Saved entries
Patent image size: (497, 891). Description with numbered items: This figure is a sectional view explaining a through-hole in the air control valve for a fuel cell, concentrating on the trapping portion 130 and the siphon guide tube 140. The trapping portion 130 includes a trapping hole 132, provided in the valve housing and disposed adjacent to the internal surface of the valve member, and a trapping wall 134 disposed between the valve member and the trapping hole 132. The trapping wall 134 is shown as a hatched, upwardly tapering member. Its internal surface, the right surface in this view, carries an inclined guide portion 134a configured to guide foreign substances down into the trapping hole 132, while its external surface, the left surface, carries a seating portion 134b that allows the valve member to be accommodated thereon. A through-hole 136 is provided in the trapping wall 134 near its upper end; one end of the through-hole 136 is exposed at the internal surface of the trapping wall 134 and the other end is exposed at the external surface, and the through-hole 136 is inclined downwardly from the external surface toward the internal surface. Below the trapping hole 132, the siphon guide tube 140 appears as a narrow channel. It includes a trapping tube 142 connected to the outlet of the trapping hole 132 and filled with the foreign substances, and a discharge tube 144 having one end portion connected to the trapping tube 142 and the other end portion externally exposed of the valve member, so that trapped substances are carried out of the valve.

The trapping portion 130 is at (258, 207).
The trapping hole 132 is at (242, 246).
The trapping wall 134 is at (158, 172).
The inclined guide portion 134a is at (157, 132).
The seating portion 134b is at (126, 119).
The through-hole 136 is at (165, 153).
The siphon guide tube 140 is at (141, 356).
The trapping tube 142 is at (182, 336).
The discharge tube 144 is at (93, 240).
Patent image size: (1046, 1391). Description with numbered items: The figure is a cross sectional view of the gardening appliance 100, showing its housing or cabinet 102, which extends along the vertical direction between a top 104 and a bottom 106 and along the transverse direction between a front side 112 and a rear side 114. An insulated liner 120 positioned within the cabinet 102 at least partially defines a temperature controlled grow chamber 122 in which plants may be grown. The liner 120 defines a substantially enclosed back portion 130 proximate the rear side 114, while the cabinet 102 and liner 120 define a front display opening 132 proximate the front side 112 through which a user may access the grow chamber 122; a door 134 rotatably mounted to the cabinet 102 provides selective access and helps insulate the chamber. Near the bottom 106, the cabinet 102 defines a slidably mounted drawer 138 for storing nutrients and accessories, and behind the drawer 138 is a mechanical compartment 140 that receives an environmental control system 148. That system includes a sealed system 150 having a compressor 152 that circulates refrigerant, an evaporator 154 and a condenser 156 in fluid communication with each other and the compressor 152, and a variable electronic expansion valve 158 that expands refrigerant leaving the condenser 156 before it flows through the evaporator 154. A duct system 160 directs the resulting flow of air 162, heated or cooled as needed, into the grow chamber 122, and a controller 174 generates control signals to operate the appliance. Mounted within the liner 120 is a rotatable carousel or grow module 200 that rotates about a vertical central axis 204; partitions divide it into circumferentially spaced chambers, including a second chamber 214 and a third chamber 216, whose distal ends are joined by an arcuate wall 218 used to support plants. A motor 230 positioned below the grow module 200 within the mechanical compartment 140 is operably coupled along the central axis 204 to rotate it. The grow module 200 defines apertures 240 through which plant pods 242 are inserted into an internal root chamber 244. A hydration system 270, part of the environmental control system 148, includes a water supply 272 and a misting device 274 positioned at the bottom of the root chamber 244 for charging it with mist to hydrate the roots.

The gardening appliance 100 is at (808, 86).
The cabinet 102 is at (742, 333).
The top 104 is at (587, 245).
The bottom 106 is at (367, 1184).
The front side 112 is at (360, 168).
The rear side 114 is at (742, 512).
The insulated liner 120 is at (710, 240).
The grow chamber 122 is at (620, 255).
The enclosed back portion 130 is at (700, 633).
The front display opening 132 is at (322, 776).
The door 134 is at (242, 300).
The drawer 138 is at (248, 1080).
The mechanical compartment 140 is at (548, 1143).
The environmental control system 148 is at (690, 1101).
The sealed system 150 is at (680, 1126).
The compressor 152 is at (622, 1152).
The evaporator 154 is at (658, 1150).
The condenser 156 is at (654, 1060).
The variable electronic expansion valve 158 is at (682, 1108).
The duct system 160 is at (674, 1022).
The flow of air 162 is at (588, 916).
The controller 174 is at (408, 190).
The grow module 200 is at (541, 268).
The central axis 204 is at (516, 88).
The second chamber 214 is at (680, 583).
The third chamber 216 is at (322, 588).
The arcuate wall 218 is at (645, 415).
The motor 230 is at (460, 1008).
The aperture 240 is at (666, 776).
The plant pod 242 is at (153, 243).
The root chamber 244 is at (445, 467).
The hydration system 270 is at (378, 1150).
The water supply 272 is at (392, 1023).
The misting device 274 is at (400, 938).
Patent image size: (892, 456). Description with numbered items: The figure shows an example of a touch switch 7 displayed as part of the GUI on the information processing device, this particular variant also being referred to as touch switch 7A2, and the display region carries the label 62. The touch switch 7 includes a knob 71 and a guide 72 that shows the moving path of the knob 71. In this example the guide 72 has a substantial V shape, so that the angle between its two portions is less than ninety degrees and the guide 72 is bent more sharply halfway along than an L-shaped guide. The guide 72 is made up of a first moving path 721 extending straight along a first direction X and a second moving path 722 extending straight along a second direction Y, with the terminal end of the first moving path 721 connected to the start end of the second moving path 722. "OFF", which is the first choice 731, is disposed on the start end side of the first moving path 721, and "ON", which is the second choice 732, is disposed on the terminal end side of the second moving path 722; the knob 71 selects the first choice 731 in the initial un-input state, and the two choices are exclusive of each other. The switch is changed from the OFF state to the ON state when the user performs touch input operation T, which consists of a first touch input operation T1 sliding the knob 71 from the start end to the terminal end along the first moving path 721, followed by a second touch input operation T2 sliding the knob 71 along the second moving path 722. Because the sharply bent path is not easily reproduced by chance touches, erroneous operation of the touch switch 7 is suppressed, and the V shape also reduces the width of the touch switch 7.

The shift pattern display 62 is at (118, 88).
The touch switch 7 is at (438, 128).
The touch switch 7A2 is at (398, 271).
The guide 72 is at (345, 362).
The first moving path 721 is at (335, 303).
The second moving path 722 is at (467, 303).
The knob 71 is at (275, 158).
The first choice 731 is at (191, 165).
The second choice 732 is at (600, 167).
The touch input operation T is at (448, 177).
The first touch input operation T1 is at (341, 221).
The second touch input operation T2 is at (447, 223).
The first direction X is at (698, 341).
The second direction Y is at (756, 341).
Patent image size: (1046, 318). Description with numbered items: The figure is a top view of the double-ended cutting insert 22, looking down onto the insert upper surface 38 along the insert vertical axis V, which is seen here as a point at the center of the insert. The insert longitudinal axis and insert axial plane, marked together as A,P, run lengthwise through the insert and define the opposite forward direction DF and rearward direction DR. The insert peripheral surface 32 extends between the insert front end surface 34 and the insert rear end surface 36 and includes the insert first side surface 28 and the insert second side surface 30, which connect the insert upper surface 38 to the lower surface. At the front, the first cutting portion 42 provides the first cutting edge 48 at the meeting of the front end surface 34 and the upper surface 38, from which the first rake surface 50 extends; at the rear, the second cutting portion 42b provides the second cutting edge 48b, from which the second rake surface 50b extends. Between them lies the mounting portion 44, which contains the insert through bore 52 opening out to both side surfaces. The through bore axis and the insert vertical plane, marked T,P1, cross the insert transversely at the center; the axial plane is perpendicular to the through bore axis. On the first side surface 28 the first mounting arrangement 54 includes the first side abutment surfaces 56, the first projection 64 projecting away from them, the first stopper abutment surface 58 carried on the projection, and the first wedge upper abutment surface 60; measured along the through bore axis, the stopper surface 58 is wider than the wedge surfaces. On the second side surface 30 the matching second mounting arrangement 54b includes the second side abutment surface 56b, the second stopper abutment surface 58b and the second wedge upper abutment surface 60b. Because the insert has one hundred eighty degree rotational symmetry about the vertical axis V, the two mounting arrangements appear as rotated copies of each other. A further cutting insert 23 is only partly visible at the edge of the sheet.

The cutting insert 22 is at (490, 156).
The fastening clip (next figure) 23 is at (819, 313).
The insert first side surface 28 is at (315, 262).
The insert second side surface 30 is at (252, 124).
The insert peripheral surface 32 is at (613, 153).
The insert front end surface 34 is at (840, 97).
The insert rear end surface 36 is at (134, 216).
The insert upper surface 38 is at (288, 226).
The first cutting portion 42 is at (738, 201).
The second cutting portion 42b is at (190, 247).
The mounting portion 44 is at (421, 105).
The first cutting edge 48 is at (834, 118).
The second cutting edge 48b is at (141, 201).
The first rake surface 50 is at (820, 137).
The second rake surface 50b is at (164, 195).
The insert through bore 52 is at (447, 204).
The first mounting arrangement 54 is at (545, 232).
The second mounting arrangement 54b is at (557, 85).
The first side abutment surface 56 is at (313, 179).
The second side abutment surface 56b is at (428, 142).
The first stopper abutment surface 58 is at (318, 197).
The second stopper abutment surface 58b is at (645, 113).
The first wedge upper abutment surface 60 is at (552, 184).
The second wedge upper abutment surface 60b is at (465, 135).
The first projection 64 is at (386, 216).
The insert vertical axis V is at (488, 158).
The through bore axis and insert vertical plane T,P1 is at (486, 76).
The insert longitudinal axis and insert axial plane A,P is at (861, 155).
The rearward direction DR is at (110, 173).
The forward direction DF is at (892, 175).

§ The task
Can you retype the rows from the very first line through the line containing "The discharge tube 144 is at (93, 240).", with both ends included?

§ Problem solution
Patent image size: (497, 891). Description with numbered items: This figure is a sectional view explaining a through-hole in the air control valve for a fuel cell, concentrating on the trapping portion 130 and the siphon guide tube 140. The trapping portion 130 includes a trapping hole 132, provided in the valve housing and disposed adjacent to the internal surface of the valve member, and a trapping wall 134 disposed between the valve member and the trapping hole 132. The trapping wall 134 is shown as a hatched, upwardly tapering member. Its internal surface, the right surface in this view, carries an inclined guide portion 134a configured to guide foreign substances down into the trapping hole 132, while its external surface, the left surface, carries a seating portion 134b that allows the valve member to be accommodated thereon. A through-hole 136 is provided in the trapping wall 134 near its upper end; one end of the through-hole 136 is exposed at the internal surface of the trapping wall 134 and the other end is exposed at the external surface, and the through-hole 136 is inclined downwardly from the external surface toward the internal surface. Below the trapping hole 132, the siphon guide tube 140 appears as a narrow channel. It includes a trapping tube 142 connected to the outlet of the trapping hole 132 and filled with the foreign substances, and a discharge tube 144 having one end portion connected to the trapping tube 142 and the other end portion externally exposed of the valve member, so that trapped substances are carried out of the valve.

The trapping portion 130 is at (258, 207).
The trapping hole 132 is at (242, 246).
The trapping wall 134 is at (158, 172).
The inclined guide portion 134a is at (157, 132).
The seating portion 134b is at (126, 119).
The through-hole 136 is at (165, 153).
The siphon guide tube 140 is at (141, 356).
The trapping tube 142 is at (182, 336).
The discharge tube 144 is at (93, 240).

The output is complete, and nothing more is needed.